> **TÂCHES À RÉALISER**
a - D'après l'extrait sur les dômes martiens, quel risque court-on en quittant la Terre ?
b - Réécrivez le passage de l'extrait sur les dômes martiens qui commence à "Un fin connaisseur" et se termine à "toute élevés !", en remplaçant "martien" par "lunaire".
c - Prolongez l'extrait sur les dômes martiens à partir de sa dernière phrase.

> **EXTRAIT DU DOCUMENT**
⟨

Un fin connaisseur des milieux outre-terrestres saurait expliquer par le menu en quoi tel ou tel profil de dôme martien aura privilégié telle ou telle bactérie favorisant ainsi le développement d’un type particulier de sol qui produira des fruits et des légumes reconnaissables… Il pourrait tout aussi bien évoquer l’influence des espèces d’insectes ou des animaux implantés dans ces dômes, ou des mutations génétiques que ces organismes vivants auront subis, que ces dernières aient été volontaires ou non, car, il ne faut tout de même pas l’oublier : quitter la Terre c’est risquer, à un moment ou à un autre, des taux de radiations somme toute élevés !

⟩

> **DONNÉES PRÉSENTÉES**
⟨

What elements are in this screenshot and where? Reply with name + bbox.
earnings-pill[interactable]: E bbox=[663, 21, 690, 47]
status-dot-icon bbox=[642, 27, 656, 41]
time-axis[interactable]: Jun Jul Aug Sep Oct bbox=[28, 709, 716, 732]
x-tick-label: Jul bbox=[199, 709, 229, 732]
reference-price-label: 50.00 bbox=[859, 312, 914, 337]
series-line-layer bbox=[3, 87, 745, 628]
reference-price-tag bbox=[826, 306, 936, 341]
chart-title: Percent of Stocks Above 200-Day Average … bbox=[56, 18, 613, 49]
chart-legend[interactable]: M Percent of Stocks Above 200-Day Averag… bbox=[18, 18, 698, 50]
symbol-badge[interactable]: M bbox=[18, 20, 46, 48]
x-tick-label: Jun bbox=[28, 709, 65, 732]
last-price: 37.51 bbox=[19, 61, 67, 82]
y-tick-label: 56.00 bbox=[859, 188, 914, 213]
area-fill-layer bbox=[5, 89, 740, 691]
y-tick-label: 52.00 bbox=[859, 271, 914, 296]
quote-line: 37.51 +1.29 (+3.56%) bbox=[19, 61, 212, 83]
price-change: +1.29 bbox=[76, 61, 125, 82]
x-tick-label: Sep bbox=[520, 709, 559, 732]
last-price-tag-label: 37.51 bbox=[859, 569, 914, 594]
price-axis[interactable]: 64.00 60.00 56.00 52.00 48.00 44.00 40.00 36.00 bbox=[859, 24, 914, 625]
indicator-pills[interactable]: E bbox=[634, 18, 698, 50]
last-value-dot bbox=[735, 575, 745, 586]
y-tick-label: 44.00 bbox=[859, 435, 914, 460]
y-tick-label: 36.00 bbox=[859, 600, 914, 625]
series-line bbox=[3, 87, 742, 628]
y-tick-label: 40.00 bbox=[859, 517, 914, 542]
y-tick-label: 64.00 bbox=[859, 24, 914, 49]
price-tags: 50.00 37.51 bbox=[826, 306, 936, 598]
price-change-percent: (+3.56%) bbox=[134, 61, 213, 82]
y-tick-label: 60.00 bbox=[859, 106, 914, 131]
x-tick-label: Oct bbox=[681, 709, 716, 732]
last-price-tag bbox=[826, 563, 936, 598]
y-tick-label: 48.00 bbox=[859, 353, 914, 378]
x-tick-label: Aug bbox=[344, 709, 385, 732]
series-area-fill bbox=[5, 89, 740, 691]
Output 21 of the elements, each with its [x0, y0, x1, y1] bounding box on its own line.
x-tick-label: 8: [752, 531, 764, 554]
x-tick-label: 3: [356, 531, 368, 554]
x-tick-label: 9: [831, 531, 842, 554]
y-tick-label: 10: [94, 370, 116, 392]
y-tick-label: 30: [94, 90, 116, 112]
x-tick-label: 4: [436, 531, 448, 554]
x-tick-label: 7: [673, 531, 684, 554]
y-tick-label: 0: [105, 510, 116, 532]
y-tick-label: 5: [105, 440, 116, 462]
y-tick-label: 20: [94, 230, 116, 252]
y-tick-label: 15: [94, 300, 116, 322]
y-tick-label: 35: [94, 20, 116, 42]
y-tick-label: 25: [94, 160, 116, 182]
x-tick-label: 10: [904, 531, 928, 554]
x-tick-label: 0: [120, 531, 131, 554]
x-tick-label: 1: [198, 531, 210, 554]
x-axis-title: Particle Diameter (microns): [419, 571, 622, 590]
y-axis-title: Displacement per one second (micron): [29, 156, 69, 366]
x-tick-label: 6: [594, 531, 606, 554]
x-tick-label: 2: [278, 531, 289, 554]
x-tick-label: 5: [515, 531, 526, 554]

⟩

> **LES RÉPONSES**
a - Celui de subir, à un moment ou à un autre, des taux de radiations somme toute élevés.

b -
Un fin connaisseur des milieux outre-terrestres saurait expliquer par le menu en quoi tel ou tel profil de dôme lunaire aura privilégié telle ou telle bactérie favorisant ainsi le développement d’un type particulier de sol qui produira des fruits et des légumes reconnaissables… Il pourrait tout aussi bien évoquer l’influence des espèces d’insectes ou des animaux implantés dans ces dômes, ou des mutations génétiques que ces organismes vivants auront subis, que ces dernières aient été volontaires ou non, car, il ne faut tout de même pas l’oublier : quitter la Terre c’est risquer, à un moment ou à un autre, des taux de radiations somme toute élevés !

c -
La vie quotidienne dans l’Espace tend à devenir un état normal. Peut-être pas aussi normal que de vivre à la surface de la Terre… alors, l’humanité n’a-t-elle emporté vers les étoiles que le meilleur d’elle-même ? La présence des forces de l’ordre aux quatre coins du Système solaire nous rappellent que crimes et délits ont tout de même réussi à se glisser dans les bagages des migrants spatiaux… Et si crispations politiques et autres nationalismes avaient trouvé le moyen de faire de même, combien de temps l’unité du Système solaire durera-t-elle ? Combien de temps avant que Mars ou Cérès, ou même une station de l’espace profond, tous ces lieux forts et fiers  de leur autonomie matérielle, ne revendiquent leur indépendance politique ? Et quelle réponse apportera la Terre à cette requête qu’elle pourrait ne pas considérer comme légitime ?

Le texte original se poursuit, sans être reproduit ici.